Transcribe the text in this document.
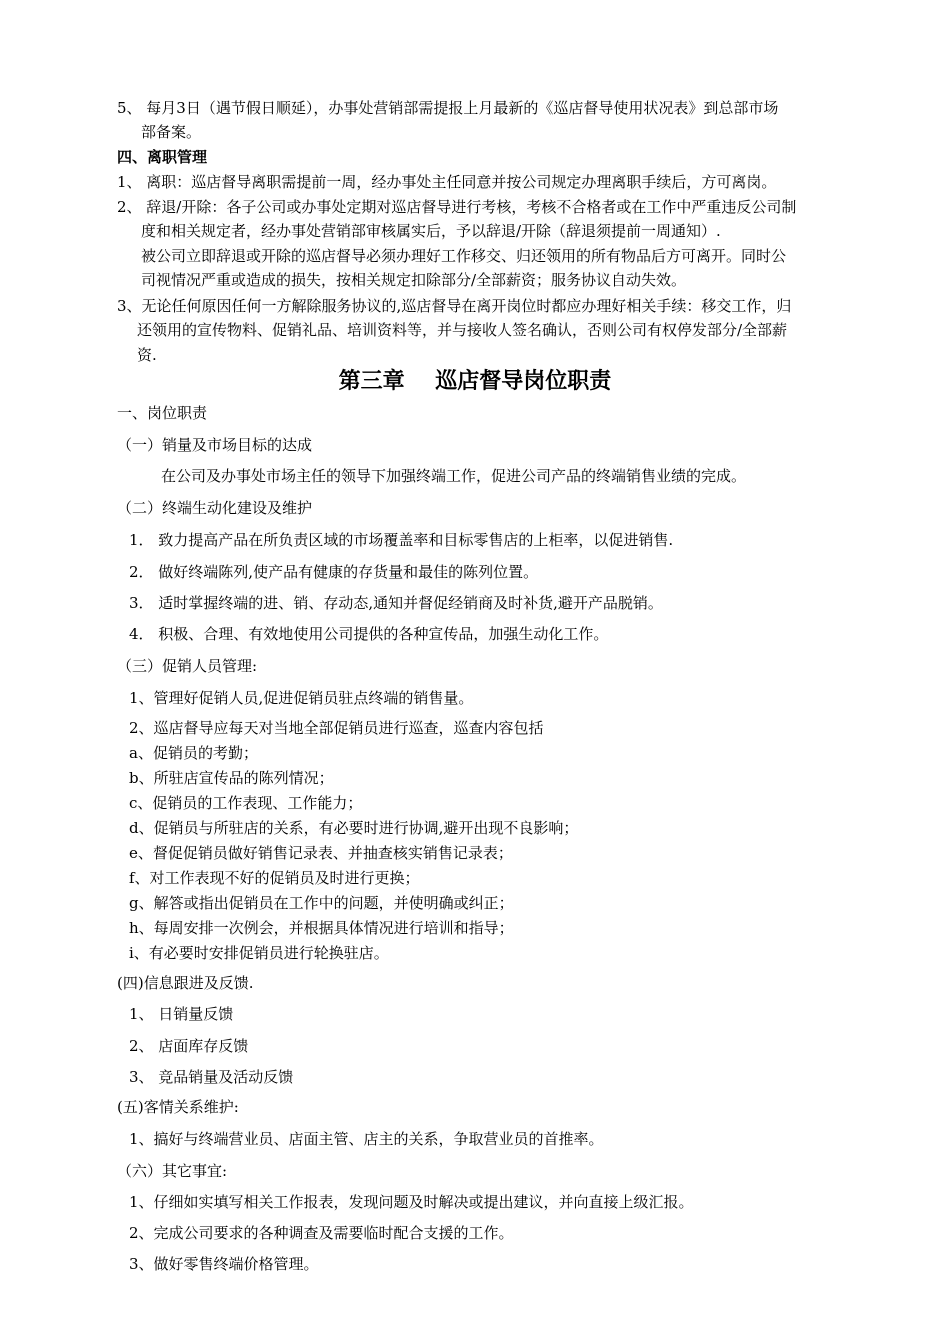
5、 每月3日（遇节假日顺延），办事处营销部需提报上月最新的《巡店督导使用状况表》到总部市场
部备案。
四、离职管理
1、 离职：巡店督导离职需提前一周，经办事处主任同意并按公司规定办理离职手续后，方可离岗。
2、 辞退/开除：各子公司或办事处定期对巡店督导进行考核，考核不合格者或在工作中严重违反公司制
度和相关规定者，经办事处营销部审核属实后，予以辞退/开除（辞退须提前一周通知）.
被公司立即辞退或开除的巡店督导必须办理好工作移交、归还领用的所有物品后方可离开。同时公
司视情况严重或造成的损失，按相关规定扣除部分/全部薪资；服务协议自动失效。
3、无论任何原因任何一方解除服务协议的,巡店督导在离开岗位时都应办理好相关手续：移交工作，归
还领用的宣传物料、促销礼品、培训资料等，并与接收人签名确认，否则公司有权停发部分/全部薪
资.
第三章    巡店督导岗位职责
一、岗位职责
（一）销量及市场目标的达成
在公司及办事处市场主任的领导下加强终端工作，促进公司产品的终端销售业绩的完成。
（二）终端生动化建设及维护
1． 致力提高产品在所负责区域的市场覆盖率和目标零售店的上柜率，以促进销售.
2． 做好终端陈列,使产品有健康的存货量和最佳的陈列位置。
3． 适时掌握终端的进、销、存动态,通知并督促经销商及时补货,避开产品脱销。
4． 积极、合理、有效地使用公司提供的各种宣传品，加强生动化工作。
（三）促销人员管理:
1、管理好促销人员,促进促销员驻点终端的销售量。
2、巡店督导应每天对当地全部促销员进行巡查，巡查内容包括
a、促销员的考勤；
b、所驻店宣传品的陈列情况；
c、促销员的工作表现、工作能力；
d、促销员与所驻店的关系，有必要时进行协调,避开出现不良影响；
e、督促促销员做好销售记录表、并抽查核实销售记录表；
f、对工作表现不好的促销员及时进行更换；
g、解答或指出促销员在工作中的问题，并使明确或纠正；
h、每周安排一次例会，并根据具体情况进行培训和指导；
i、有必要时安排促销员进行轮换驻店。
(四)信息跟进及反馈.
1、 日销量反馈
2、 店面库存反馈
3、 竞品销量及活动反馈
(五)客情关系维护:
1、搞好与终端营业员、店面主管、店主的关系，争取营业员的首推率。
（六）其它事宜:
1、仔细如实填写相关工作报表，发现问题及时解决或提出建议，并向直接上级汇报。
2、完成公司要求的各种调查及需要临时配合支援的工作。
3、做好零售终端价格管理。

-------

| Your instructions |
Write out all the entries exactly, except for the pictures.

| Complete answer |
Transcribe the text in this document.
5、 每月3日（遇节假日顺延），办事处营销部需提报上月最新的《巡店督导使用状况表》到总部市场
部备案。
四、离职管理
1、 离职：巡店督导离职需提前一周，经办事处主任同意并按公司规定办理离职手续后，方可离岗。
2、 辞退/开除：各子公司或办事处定期对巡店督导进行考核，考核不合格者或在工作中严重违反公司制
度和相关规定者，经办事处营销部审核属实后，予以辞退/开除（辞退须提前一周通知）.
被公司立即辞退或开除的巡店督导必须办理好工作移交、归还领用的所有物品后方可离开。同时公
司视情况严重或造成的损失，按相关规定扣除部分/全部薪资；服务协议自动失效。
3、无论任何原因任何一方解除服务协议的,巡店督导在离开岗位时都应办理好相关手续：移交工作，归
还领用的宣传物料、促销礼品、培训资料等，并与接收人签名确认，否则公司有权停发部分/全部薪
资.
第三章    巡店督导岗位职责
一、岗位职责
（一）销量及市场目标的达成
在公司及办事处市场主任的领导下加强终端工作，促进公司产品的终端销售业绩的完成。
（二）终端生动化建设及维护
1． 致力提高产品在所负责区域的市场覆盖率和目标零售店的上柜率，以促进销售.
2． 做好终端陈列,使产品有健康的存货量和最佳的陈列位置。
3． 适时掌握终端的进、销、存动态,通知并督促经销商及时补货,避开产品脱销。
4． 积极、合理、有效地使用公司提供的各种宣传品，加强生动化工作。
（三）促销人员管理:
1、管理好促销人员,促进促销员驻点终端的销售量。
2、巡店督导应每天对当地全部促销员进行巡查，巡查内容包括
a、促销员的考勤；
b、所驻店宣传品的陈列情况；
c、促销员的工作表现、工作能力；
d、促销员与所驻店的关系，有必要时进行协调,避开出现不良影响；
e、督促促销员做好销售记录表、并抽查核实销售记录表；
f、对工作表现不好的促销员及时进行更换；
g、解答或指出促销员在工作中的问题，并使明确或纠正；
h、每周安排一次例会，并根据具体情况进行培训和指导；
i、有必要时安排促销员进行轮换驻店。
(四)信息跟进及反馈.
1、 日销量反馈
2、 店面库存反馈
3、 竞品销量及活动反馈
(五)客情关系维护:
1、搞好与终端营业员、店面主管、店主的关系，争取营业员的首推率。
（六）其它事宜:
1、仔细如实填写相关工作报表，发现问题及时解决或提出建议，并向直接上级汇报。
2、完成公司要求的各种调查及需要临时配合支援的工作。
3、做好零售终端价格管理。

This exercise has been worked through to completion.